Records that describe figures:
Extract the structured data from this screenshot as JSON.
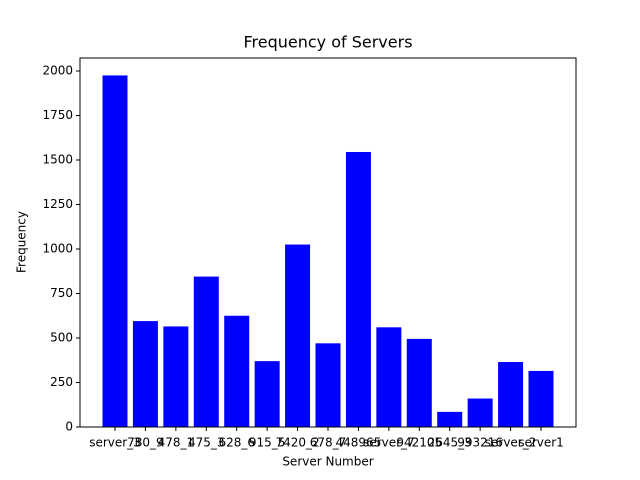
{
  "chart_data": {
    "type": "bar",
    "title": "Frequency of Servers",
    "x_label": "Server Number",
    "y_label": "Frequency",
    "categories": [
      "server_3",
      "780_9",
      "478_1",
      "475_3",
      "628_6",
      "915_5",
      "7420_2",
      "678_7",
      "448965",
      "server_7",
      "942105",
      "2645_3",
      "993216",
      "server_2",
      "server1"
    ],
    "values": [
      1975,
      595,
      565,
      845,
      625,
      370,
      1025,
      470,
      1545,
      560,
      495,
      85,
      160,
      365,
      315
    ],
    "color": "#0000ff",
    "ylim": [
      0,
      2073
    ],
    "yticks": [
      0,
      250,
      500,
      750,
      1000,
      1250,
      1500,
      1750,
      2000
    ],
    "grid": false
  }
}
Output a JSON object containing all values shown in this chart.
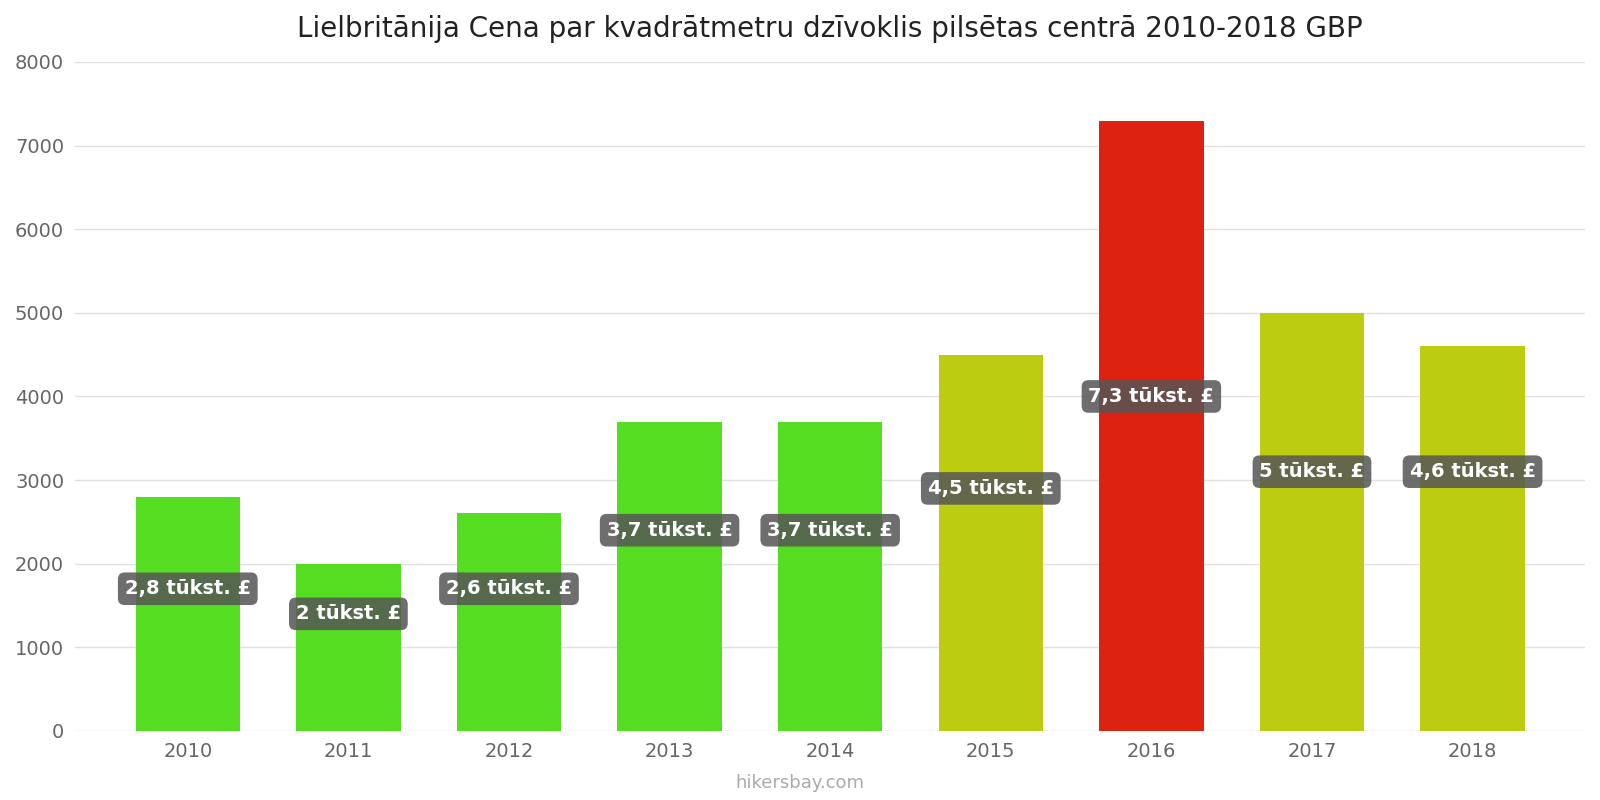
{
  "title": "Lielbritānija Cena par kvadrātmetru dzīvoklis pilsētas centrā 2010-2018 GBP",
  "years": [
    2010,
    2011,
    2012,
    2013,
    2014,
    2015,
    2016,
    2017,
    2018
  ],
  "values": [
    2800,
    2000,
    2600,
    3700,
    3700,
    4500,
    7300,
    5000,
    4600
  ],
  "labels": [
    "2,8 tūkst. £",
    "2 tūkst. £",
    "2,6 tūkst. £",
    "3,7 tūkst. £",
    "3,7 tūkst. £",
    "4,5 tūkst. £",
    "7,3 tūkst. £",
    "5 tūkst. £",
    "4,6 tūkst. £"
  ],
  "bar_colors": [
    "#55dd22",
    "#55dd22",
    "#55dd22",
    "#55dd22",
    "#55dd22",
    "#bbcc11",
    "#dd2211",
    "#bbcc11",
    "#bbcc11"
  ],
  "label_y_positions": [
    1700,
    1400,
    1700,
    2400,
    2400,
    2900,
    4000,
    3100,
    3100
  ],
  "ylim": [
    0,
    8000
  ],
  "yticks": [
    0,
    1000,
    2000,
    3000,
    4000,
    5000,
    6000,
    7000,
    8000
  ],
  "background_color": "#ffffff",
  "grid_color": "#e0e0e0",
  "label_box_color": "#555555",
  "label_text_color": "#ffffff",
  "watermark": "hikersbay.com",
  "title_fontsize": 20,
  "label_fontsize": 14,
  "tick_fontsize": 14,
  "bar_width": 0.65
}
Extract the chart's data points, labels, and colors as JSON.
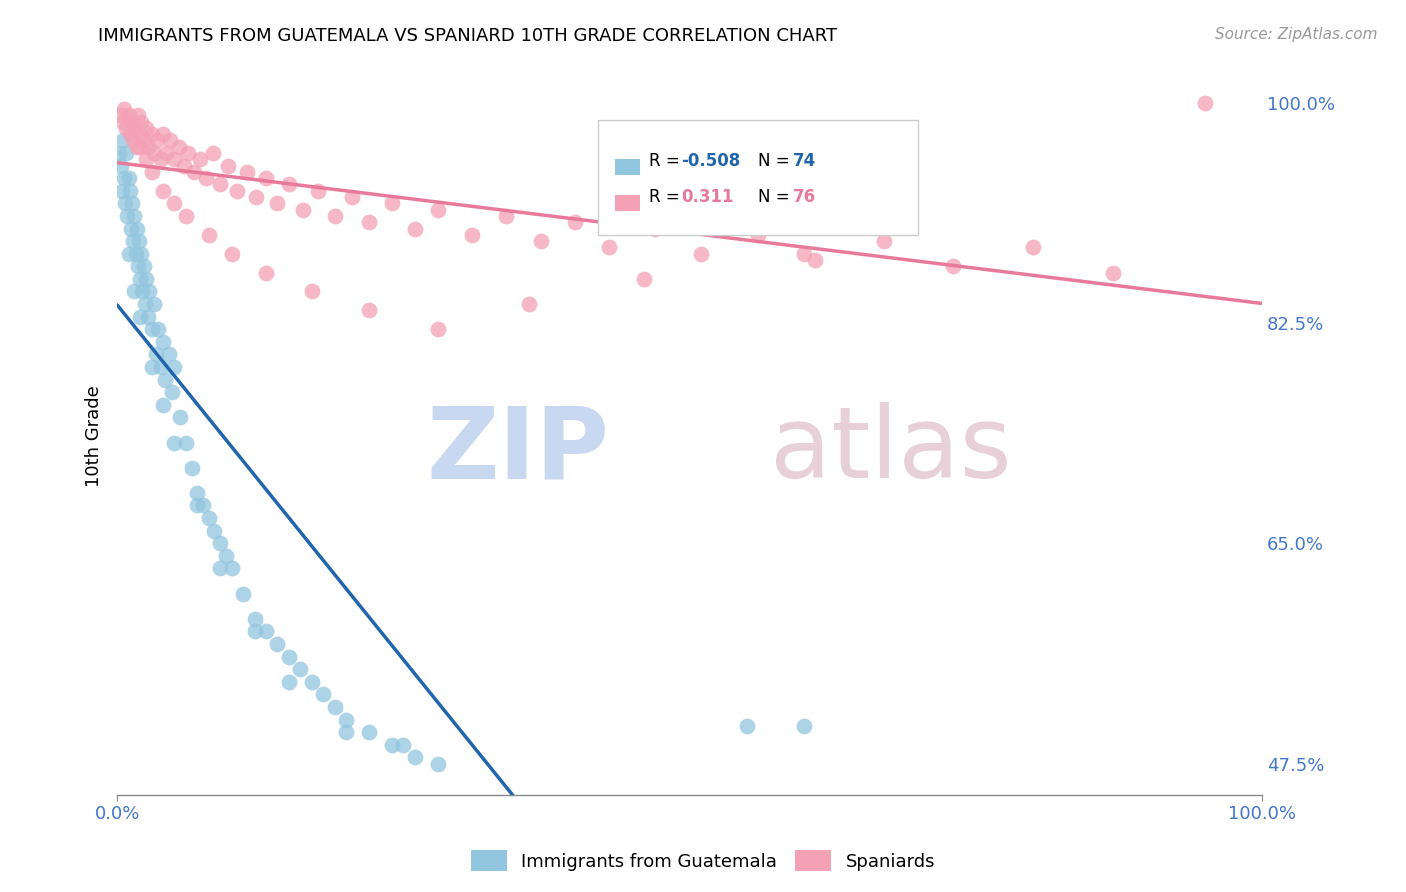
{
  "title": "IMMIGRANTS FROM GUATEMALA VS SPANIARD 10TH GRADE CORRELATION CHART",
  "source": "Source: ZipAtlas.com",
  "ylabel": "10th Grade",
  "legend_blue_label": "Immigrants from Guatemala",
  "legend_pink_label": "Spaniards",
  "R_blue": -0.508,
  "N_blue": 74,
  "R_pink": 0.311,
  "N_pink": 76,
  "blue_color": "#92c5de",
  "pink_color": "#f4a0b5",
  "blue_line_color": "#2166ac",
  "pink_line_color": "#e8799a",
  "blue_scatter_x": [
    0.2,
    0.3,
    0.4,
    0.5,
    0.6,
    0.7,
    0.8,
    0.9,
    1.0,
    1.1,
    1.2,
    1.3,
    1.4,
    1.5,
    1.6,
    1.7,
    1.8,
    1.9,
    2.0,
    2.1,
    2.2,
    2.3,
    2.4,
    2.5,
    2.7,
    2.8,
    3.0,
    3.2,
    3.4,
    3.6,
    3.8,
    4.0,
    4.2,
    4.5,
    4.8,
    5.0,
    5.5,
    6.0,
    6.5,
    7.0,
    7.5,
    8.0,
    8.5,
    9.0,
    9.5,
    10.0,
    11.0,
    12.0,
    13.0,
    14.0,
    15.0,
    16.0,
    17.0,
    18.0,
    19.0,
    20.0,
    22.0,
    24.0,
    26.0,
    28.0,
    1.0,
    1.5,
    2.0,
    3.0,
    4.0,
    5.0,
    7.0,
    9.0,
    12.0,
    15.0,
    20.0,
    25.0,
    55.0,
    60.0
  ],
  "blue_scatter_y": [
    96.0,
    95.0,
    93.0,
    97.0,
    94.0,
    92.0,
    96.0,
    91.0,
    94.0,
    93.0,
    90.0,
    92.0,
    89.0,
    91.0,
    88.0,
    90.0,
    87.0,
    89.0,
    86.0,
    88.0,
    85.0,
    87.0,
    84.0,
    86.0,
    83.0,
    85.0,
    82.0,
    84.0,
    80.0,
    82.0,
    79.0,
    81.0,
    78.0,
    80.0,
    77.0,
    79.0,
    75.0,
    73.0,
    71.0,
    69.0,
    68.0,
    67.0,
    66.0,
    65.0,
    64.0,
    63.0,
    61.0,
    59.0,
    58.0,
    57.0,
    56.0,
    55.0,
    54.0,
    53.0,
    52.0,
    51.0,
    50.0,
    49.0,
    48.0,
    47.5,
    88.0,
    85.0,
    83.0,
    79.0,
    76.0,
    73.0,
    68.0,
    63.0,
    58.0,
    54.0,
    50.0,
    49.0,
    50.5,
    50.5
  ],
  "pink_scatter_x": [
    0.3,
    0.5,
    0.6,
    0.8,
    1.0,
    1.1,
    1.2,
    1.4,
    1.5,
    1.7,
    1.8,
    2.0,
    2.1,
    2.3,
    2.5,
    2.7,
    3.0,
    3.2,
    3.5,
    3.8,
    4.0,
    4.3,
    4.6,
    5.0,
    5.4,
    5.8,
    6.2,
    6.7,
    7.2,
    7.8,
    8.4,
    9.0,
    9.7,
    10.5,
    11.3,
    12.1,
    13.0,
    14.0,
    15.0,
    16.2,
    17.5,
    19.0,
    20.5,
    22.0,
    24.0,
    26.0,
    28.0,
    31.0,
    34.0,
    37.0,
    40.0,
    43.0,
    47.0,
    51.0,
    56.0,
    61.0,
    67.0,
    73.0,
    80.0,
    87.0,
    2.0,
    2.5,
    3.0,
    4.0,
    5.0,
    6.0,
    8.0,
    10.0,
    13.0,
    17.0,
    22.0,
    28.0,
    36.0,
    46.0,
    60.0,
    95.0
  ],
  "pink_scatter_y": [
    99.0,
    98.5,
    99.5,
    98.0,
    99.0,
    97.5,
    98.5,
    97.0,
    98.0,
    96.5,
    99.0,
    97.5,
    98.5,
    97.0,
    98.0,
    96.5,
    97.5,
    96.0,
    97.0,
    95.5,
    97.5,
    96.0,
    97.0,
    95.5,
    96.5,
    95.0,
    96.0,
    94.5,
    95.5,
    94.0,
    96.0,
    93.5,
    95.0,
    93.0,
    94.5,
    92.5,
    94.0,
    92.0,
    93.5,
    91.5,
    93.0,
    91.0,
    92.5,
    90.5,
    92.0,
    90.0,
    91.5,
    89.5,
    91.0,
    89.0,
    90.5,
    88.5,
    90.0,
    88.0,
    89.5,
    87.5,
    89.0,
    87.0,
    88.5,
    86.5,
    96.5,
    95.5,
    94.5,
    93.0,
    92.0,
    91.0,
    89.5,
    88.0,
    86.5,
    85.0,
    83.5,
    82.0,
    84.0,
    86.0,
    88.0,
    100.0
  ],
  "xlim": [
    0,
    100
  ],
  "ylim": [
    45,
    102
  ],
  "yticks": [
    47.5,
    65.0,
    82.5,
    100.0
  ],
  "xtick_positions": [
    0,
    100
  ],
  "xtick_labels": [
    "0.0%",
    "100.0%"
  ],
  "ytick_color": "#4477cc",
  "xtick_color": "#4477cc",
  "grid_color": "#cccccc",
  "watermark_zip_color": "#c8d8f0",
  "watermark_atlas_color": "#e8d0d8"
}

...

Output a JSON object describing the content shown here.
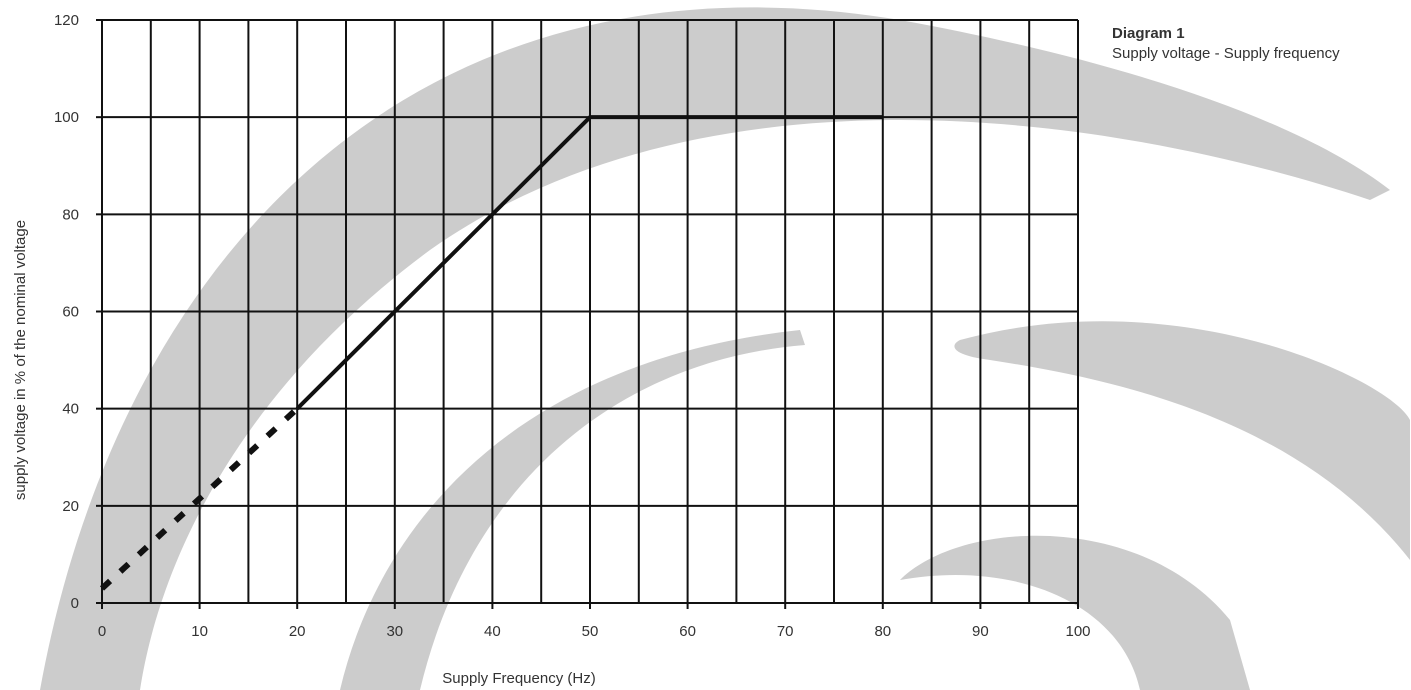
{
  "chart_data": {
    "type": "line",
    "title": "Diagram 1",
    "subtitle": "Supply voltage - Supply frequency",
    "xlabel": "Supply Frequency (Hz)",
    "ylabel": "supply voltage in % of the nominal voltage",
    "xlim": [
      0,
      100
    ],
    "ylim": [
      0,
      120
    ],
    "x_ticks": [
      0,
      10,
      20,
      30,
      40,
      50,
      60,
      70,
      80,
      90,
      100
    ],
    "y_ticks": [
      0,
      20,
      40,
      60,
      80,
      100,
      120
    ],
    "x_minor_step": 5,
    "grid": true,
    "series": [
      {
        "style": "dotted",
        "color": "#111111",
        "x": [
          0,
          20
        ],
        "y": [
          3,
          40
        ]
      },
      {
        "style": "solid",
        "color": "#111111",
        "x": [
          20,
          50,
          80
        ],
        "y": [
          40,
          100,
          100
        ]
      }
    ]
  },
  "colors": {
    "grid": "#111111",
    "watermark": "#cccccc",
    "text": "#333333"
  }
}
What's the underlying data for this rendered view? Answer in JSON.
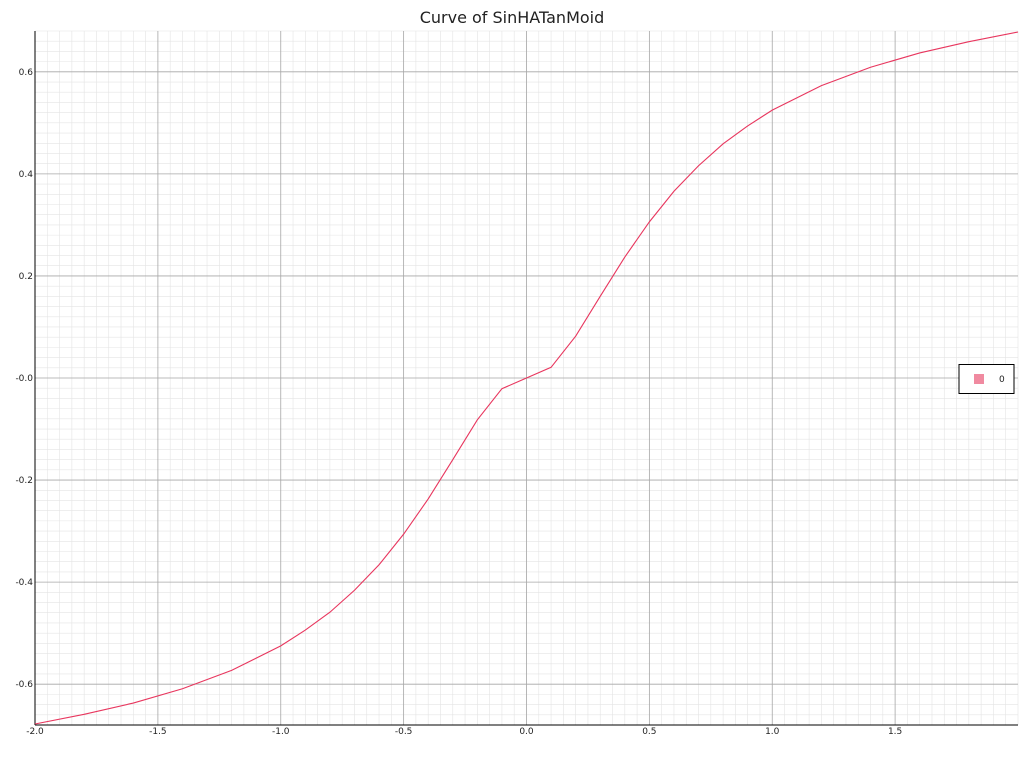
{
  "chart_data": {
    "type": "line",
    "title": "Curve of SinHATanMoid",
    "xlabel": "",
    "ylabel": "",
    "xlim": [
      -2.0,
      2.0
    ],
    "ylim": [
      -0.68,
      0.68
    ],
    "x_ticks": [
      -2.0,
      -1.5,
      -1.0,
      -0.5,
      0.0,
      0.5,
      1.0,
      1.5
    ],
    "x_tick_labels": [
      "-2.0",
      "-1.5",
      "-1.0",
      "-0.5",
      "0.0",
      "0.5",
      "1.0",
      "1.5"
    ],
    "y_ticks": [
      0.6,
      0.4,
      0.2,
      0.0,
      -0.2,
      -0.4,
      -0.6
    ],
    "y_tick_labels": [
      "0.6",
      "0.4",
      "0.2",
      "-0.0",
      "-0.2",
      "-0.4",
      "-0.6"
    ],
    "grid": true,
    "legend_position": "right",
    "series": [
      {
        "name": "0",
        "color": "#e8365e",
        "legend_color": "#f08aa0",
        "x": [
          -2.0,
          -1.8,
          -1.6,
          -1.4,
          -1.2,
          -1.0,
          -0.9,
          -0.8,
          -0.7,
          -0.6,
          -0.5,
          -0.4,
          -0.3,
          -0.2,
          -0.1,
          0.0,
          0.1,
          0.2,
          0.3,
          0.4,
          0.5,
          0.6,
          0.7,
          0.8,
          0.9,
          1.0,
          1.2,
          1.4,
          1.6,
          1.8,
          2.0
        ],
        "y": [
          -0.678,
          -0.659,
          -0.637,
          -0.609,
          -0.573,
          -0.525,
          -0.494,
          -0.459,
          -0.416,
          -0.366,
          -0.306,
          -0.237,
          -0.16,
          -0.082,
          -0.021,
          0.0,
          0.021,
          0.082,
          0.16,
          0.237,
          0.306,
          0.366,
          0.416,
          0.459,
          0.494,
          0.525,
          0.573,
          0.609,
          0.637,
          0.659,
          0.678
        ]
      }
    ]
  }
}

#### WHAT TO WORK ON:
Pick out and copy the lines of the material that include the word "ylabel".

#### ANSWER TO THE PROBLEM:
  "ylabel": "10th Grade",
    "ylabel": "supply voltage in % of the nominal voltage",
    "ylabel": "",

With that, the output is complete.